# [REQUESTS]
a) Give every format identifier in the output format list below that is written in capitals and begins with "DOC_".
b) For each statement, say whether the output format list below supports it, answering yes or no and quoting the words that decide it. (i) The default delimiter of the comma-delimited output can be changed. (ii) Rec ASCII (Formatted) keeps the layout by inserting real tab characters. (iii) Rec ASCII (Standard) is kept for compatibility reasons.
c) Extend the output format list below past its last line.

# [DOCUMENT SEGMENT]

* * * * * * * * *

DOC_TEXT_COMMA_DELIMITED

"Text - Comma Delimited"

Comma delimited text output. Line/cell contents are surrounded by quotes (""). The default delimiter (comma) can be overwritten (see the REC_OUT.ini file). The output converter is stored in "R4R11T.DLN".

DOC_TEXT_TAB_DELIMITED

"Text - Tab Delimited"

TAB separated text output. Line/cell contents are surrounded by quotes (""). The output converter is stored in "R4R11T.DLN".

DOC_REC_ASCII_FORMATTED

"Rec ASCII (Formatted)"

Text output, layout retention with mimicked SPACEs. Line/cell contents are surrounded by quotes (""). The output converter is stored in "R4R07T.DLN".

DOC_REC_ASCII_STANDARD

"Rec ASCII (Standard)"

Text output allowing quick text conversion. Kept for compatibility reasons. The output converter is stored in "R4R04T.DLN".

DOC_REC_ASCII_STANDARDEX

"Rec ASCII (StandardEx)"

* * * * * * * * *

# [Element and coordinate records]

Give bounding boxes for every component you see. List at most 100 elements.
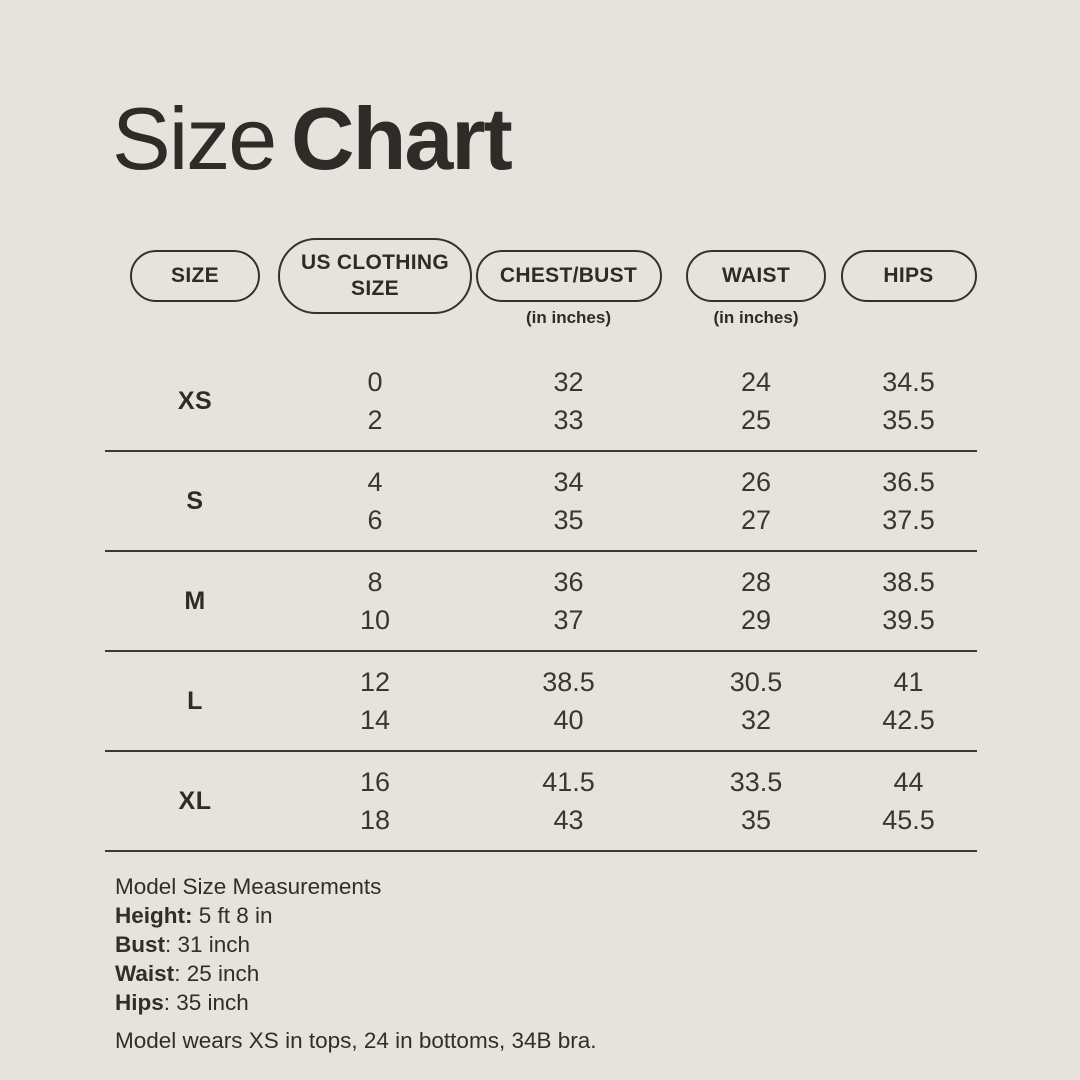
model-bust-line: Bust: 31 inch [115,930,597,959]
hips-value: 39.5 [882,605,935,635]
chest-value: 34 [553,467,584,497]
us-size-values: 12 14 [285,663,465,739]
table-row-l: L 12 14 38.5 40 30.5 32 41 42.5 [105,652,977,752]
chest-value: 32 [553,367,584,397]
waist-values: 30.5 32 [672,663,840,739]
waist-value: 29 [740,605,772,635]
chest-value: 38.5 [542,667,595,697]
model-hips-line: Hips: 35 inch [115,988,597,1017]
us-size-values: 8 10 [285,563,465,639]
us-size-value: 14 [359,705,391,735]
hips-values: 41 42.5 [840,663,977,739]
row-size-label: XS [177,386,213,415]
model-height-line: Height: 5 ft 8 in [115,901,597,930]
model-hips-label: Hips [115,990,164,1015]
us-size-value: 12 [359,667,391,697]
hips-value: 34.5 [882,367,935,397]
size-column-pill: SIZE [130,250,260,302]
chest-values: 34 35 [465,463,672,539]
header-cell-chest-bust: CHEST/BUST (in inches) [465,230,672,327]
hips-values: 44 45.5 [840,763,977,839]
hips-values: 34.5 35.5 [840,363,977,439]
chest-values: 41.5 43 [465,763,672,839]
chest-value: 41.5 [542,767,595,797]
table-body: XS 0 2 32 33 24 25 34.5 35.5 [105,352,977,852]
waist-value: 32 [740,705,772,735]
us-size-values: 0 2 [285,363,465,439]
chest-values: 38.5 40 [465,663,672,739]
waist-value: 30.5 [729,667,783,697]
hips-value: 42.5 [882,705,935,735]
hips-value: 44 [893,767,924,797]
hips-values: 36.5 37.5 [840,463,977,539]
chest-values: 36 37 [465,563,672,639]
waist-value: 28 [740,567,772,597]
model-hips-value: : 35 inch [163,990,249,1015]
table-row-xs: XS 0 2 32 33 24 25 34.5 35.5 [105,352,977,452]
header-cell-us-clothing-size: US CLOTHING SIZE [278,230,472,322]
us-size-value: 6 [367,505,383,535]
waist-value: 35 [740,805,772,835]
model-waist-label: Waist [115,961,175,986]
size-table: SIZE US CLOTHING SIZE CHEST/BUST (in inc… [105,230,977,852]
hips-column-pill: HIPS [840,250,977,302]
waist-value: 26 [740,467,772,497]
model-waist-value: : 25 inch [174,961,260,986]
hips-value: 41 [893,667,924,697]
row-size-label: XL [178,786,212,815]
us-clothing-size-column-pill: US CLOTHING SIZE [278,238,472,314]
page-title-bold: Chart [291,89,513,188]
waist-value: 25 [740,405,772,435]
page-title: Size Chart [112,88,513,190]
hips-value: 36.5 [882,467,935,497]
us-size-values: 16 18 [285,763,465,839]
row-size-label: S [186,486,204,515]
header-cell-size: SIZE [105,230,285,322]
header-cell-waist: WAIST (in inches) [672,230,840,327]
model-bust-label: Bust [115,932,165,957]
waist-value: 27 [740,505,772,535]
hips-value: 37.5 [882,505,935,535]
model-wears-note: Model wears XS in tops, 24 in bottoms, 3… [115,1028,597,1053]
chest-value: 33 [553,405,584,435]
chest-value: 35 [553,505,584,535]
waist-values: 28 29 [672,563,840,639]
table-row-m: M 8 10 36 37 28 29 38.5 39.5 [105,552,977,652]
us-size-value: 16 [359,767,391,797]
hips-value: 45.5 [882,805,935,835]
model-bust-value: : 31 inch [165,932,251,957]
header-cell-hips: HIPS [840,230,977,322]
hips-value: 35.5 [882,405,935,435]
us-size-value: 2 [367,405,383,435]
hips-value: 38.5 [882,567,935,597]
chest-value: 36 [553,567,584,597]
chest-bust-unit-label: (in inches) [525,308,611,327]
model-waist-line: Waist: 25 inch [115,959,597,988]
model-height-label: Height: [115,903,193,928]
us-size-value: 10 [359,605,391,635]
model-height-value: 5 ft 8 in [192,903,273,928]
chest-value: 40 [553,705,584,735]
chest-value: 43 [553,805,584,835]
waist-values: 24 25 [672,363,840,439]
waist-column-pill: WAIST [686,250,826,302]
model-measurements-heading: Model Size Measurements [115,874,382,899]
table-header-row: SIZE US CLOTHING SIZE CHEST/BUST (in inc… [105,230,977,327]
chest-bust-column-pill: CHEST/BUST [475,250,662,302]
waist-unit-label: (in inches) [713,308,799,327]
chest-value: 37 [553,605,584,635]
us-size-values: 4 6 [285,463,465,539]
page-title-light: Size [112,89,277,188]
waist-value: 24 [740,367,772,397]
us-size-value: 4 [367,467,383,497]
table-row-xl: XL 16 18 41.5 43 33.5 35 44 45.5 [105,752,977,852]
row-size-label: L [187,686,203,715]
waist-values: 26 27 [672,463,840,539]
hips-values: 38.5 39.5 [840,563,977,639]
table-row-s: S 4 6 34 35 26 27 36.5 37.5 [105,452,977,552]
us-size-value: 0 [367,367,383,397]
waist-value: 33.5 [729,767,783,797]
chest-values: 32 33 [465,363,672,439]
row-size-label: M [184,586,206,615]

* * * * * * * * *

# [ANSWERS IN ORDER]
a)
DOC_TEXT_COMMA_DELIMITED
DOC_TEXT_TAB_DELIMITED
DOC_REC_ASCII_FORMATTED
DOC_REC_ASCII_STANDARD
DOC_REC_ASCII_STANDARDEX

b)
(i) Yes: "The default delimiter (comma) can be overwritten (see the REC_OUT.ini file)."
(ii) No: "layout retention with mimicked SPACEs"
(iii) Yes: "Kept for compatibility reasons."

c)
Text output allowing quick text conversion. Line break after each line and after each zone. Kept for compatibility reasons. The output converter is stored in "R4R08T.DLN".

DOC_GENERAL_WORD_PROCESSOR

"General Word Processor"

Text output allowing quick text conversion. Line break after each paragraph. Kept for compatibility reasons. The output converter is stored in "R4R01T.DLN".

DOC_PDF

"Adobe PDF"

Adobe PDF with text only. The text can be searched. The PDF file contains the recognized characters in the same positions as in the original. The original page image is not overlayed ontop of the PDF document.

DOC_PDF_IMAGE_SUBSTITUTES

"Adobe PDF with image substitutes"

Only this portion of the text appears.